**DIRECTIVE:**
Using the material below, copy every line where "name" appears.

Figure collection entries
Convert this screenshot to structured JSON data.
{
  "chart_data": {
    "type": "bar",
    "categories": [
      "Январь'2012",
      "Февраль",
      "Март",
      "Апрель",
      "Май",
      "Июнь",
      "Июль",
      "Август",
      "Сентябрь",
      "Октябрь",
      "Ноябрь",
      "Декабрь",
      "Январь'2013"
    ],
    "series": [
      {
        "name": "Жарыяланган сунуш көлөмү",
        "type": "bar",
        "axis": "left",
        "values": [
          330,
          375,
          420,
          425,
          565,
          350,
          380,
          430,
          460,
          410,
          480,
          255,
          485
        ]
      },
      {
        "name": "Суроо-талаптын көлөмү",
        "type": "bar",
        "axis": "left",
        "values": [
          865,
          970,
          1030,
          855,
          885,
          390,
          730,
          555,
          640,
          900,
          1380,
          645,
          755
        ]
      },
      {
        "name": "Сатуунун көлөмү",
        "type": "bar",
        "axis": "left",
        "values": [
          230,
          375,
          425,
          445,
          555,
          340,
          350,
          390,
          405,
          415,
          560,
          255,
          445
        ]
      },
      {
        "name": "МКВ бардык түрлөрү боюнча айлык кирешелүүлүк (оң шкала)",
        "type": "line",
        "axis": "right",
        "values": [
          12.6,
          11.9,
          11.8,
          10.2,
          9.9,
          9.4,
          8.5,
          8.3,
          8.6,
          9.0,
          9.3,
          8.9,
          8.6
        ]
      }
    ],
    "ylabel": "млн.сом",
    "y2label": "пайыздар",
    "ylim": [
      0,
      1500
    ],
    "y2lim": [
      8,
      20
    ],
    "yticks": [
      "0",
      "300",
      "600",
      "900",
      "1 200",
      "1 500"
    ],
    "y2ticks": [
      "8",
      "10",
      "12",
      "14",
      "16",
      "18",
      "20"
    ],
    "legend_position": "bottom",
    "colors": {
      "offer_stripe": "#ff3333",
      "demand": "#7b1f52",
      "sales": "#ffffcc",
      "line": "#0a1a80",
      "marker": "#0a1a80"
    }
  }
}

**SOLUTION TO THIS EXERCISE:**
        "name": "Жарыяланган сунуш көлөмү",
        "name": "Суроо-талаптын көлөмү",
        "name": "Сатуунун көлөмү",
        "name": "МКВ бардык түрлөрү боюнча айлык кирешелүүлүк (оң шкала)",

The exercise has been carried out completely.